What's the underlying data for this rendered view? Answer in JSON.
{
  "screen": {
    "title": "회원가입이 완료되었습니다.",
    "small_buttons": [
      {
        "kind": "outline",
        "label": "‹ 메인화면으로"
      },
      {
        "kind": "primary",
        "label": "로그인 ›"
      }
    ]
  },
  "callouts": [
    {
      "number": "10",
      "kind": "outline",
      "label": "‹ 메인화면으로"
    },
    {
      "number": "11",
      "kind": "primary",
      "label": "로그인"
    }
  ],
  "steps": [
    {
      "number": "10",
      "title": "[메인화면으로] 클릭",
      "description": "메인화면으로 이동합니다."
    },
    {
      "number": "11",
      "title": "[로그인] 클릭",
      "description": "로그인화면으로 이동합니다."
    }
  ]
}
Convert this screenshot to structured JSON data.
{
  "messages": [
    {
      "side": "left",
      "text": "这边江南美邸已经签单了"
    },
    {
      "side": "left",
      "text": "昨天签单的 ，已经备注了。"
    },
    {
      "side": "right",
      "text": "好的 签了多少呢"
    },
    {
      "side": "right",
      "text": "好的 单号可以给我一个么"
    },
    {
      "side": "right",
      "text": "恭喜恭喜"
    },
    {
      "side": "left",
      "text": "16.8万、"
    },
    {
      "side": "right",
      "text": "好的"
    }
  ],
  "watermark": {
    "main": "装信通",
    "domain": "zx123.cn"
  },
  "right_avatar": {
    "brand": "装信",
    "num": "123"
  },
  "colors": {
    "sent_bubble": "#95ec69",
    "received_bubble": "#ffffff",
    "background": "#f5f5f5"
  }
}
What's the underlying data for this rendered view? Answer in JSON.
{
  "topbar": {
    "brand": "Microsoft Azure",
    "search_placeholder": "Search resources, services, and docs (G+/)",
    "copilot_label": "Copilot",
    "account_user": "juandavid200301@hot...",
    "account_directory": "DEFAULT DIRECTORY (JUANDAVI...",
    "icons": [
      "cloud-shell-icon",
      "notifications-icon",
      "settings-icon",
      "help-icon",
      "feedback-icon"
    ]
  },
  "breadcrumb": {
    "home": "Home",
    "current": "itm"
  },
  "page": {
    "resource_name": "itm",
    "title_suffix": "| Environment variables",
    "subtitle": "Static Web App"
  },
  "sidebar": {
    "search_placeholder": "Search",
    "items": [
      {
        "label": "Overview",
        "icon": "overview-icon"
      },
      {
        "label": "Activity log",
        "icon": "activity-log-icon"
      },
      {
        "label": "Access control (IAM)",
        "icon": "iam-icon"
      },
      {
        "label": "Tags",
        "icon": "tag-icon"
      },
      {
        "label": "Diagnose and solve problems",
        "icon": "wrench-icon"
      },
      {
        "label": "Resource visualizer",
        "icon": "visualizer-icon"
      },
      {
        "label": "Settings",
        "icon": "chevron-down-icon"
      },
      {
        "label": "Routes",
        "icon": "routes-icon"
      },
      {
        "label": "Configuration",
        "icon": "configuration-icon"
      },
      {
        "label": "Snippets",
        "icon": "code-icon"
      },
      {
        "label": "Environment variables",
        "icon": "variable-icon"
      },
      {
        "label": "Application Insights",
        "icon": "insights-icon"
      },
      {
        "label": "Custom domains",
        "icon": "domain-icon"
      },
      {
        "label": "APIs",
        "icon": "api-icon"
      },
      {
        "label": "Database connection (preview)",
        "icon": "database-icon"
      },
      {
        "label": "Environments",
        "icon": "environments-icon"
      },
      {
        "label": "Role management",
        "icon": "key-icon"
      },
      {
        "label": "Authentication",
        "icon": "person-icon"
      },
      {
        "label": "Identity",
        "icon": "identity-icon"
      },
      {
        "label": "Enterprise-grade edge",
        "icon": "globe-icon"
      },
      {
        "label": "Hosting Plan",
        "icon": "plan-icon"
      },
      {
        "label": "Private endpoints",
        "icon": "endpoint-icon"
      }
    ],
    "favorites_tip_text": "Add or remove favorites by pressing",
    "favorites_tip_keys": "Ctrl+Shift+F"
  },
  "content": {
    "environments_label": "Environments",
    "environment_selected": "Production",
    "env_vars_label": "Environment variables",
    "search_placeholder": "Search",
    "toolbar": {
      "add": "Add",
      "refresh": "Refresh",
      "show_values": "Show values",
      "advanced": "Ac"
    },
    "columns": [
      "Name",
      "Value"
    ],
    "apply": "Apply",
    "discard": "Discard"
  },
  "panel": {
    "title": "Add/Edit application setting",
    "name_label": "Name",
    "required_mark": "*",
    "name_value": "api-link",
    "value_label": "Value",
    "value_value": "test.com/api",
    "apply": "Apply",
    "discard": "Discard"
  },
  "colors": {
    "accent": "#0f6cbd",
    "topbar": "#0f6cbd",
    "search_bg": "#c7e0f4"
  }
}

Set task » Copy out the whole listing, exactly as written.

In response »
What's the underlying data for this rendered view? Answer in JSON.
{
  "screen": {
    "title": "회원가입이 완료되었습니다.",
    "small_buttons": [
      {
        "kind": "outline",
        "label": "‹ 메인화면으로"
      },
      {
        "kind": "primary",
        "label": "로그인 ›"
      }
    ]
  },
  "callouts": [
    {
      "number": "10",
      "kind": "outline",
      "label": "‹ 메인화면으로"
    },
    {
      "number": "11",
      "kind": "primary",
      "label": "로그인"
    }
  ],
  "steps": [
    {
      "number": "10",
      "title": "[메인화면으로] 클릭",
      "description": "메인화면으로 이동합니다."
    },
    {
      "number": "11",
      "title": "[로그인] 클릭",
      "description": "로그인화면으로 이동합니다."
    }
  ]
}
Convert this screenshot to structured JSON data.
{
  "messages": [
    {
      "side": "left",
      "text": "这边江南美邸已经签单了"
    },
    {
      "side": "left",
      "text": "昨天签单的 ，已经备注了。"
    },
    {
      "side": "right",
      "text": "好的 签了多少呢"
    },
    {
      "side": "right",
      "text": "好的 单号可以给我一个么"
    },
    {
      "side": "right",
      "text": "恭喜恭喜"
    },
    {
      "side": "left",
      "text": "16.8万、"
    },
    {
      "side": "right",
      "text": "好的"
    }
  ],
  "watermark": {
    "main": "装信通",
    "domain": "zx123.cn"
  },
  "right_avatar": {
    "brand": "装信",
    "num": "123"
  },
  "colors": {
    "sent_bubble": "#95ec69",
    "received_bubble": "#ffffff",
    "background": "#f5f5f5"
  }
}
What's the underlying data for this rendered view? Answer in JSON.
{
  "topbar": {
    "brand": "Microsoft Azure",
    "search_placeholder": "Search resources, services, and docs (G+/)",
    "copilot_label": "Copilot",
    "account_user": "juandavid200301@hot...",
    "account_directory": "DEFAULT DIRECTORY (JUANDAVI...",
    "icons": [
      "cloud-shell-icon",
      "notifications-icon",
      "settings-icon",
      "help-icon",
      "feedback-icon"
    ]
  },
  "breadcrumb": {
    "home": "Home",
    "current": "itm"
  },
  "page": {
    "resource_name": "itm",
    "title_suffix": "| Environment variables",
    "subtitle": "Static Web App"
  },
  "sidebar": {
    "search_placeholder": "Search",
    "items": [
      {
        "label": "Overview",
        "icon": "overview-icon"
      },
      {
        "label": "Activity log",
        "icon": "activity-log-icon"
      },
      {
        "label": "Access control (IAM)",
        "icon": "iam-icon"
      },
      {
        "label": "Tags",
        "icon": "tag-icon"
      },
      {
        "label": "Diagnose and solve problems",
        "icon": "wrench-icon"
      },
      {
        "label": "Resource visualizer",
        "icon": "visualizer-icon"
      },
      {
        "label": "Settings",
        "icon": "chevron-down-icon"
      },
      {
        "label": "Routes",
        "icon": "routes-icon"
      },
      {
        "label": "Configuration",
        "icon": "configuration-icon"
      },
      {
        "label": "Snippets",
        "icon": "code-icon"
      },
      {
        "label": "Environment variables",
        "icon": "variable-icon"
      },
      {
        "label": "Application Insights",
        "icon": "insights-icon"
      },
      {
        "label": "Custom domains",
        "icon": "domain-icon"
      },
      {
        "label": "APIs",
        "icon": "api-icon"
      },
      {
        "label": "Database connection (preview)",
        "icon": "database-icon"
      },
      {
        "label": "Environments",
        "icon": "environments-icon"
      },
      {
        "label": "Role management",
        "icon": "key-icon"
      },
      {
        "label": "Authentication",
        "icon": "person-icon"
      },
      {
        "label": "Identity",
        "icon": "identity-icon"
      },
      {
        "label": "Enterprise-grade edge",
        "icon": "globe-icon"
      },
      {
        "label": "Hosting Plan",
        "icon": "plan-icon"
      },
      {
        "label": "Private endpoints",
        "icon": "endpoint-icon"
      }
    ],
    "favorites_tip_text": "Add or remove favorites by pressing",
    "favorites_tip_keys": "Ctrl+Shift+F"
  },
  "content": {
    "environments_label": "Environments",
    "environment_selected": "Production",
    "env_vars_label": "Environment variables",
    "search_placeholder": "Search",
    "toolbar": {
      "add": "Add",
      "refresh": "Refresh",
      "show_values": "Show values",
      "advanced": "Ac"
    },
    "columns": [
      "Name",
      "Value"
    ],
    "apply": "Apply",
    "discard": "Discard"
  },
  "panel": {
    "title": "Add/Edit application setting",
    "name_label": "Name",
    "required_mark": "*",
    "name_value": "api-link",
    "value_label": "Value",
    "value_value": "test.com/api",
    "apply": "Apply",
    "discard": "Discard"
  },
  "colors": {
    "accent": "#0f6cbd",
    "topbar": "#0f6cbd",
    "search_bg": "#c7e0f4"
  }
}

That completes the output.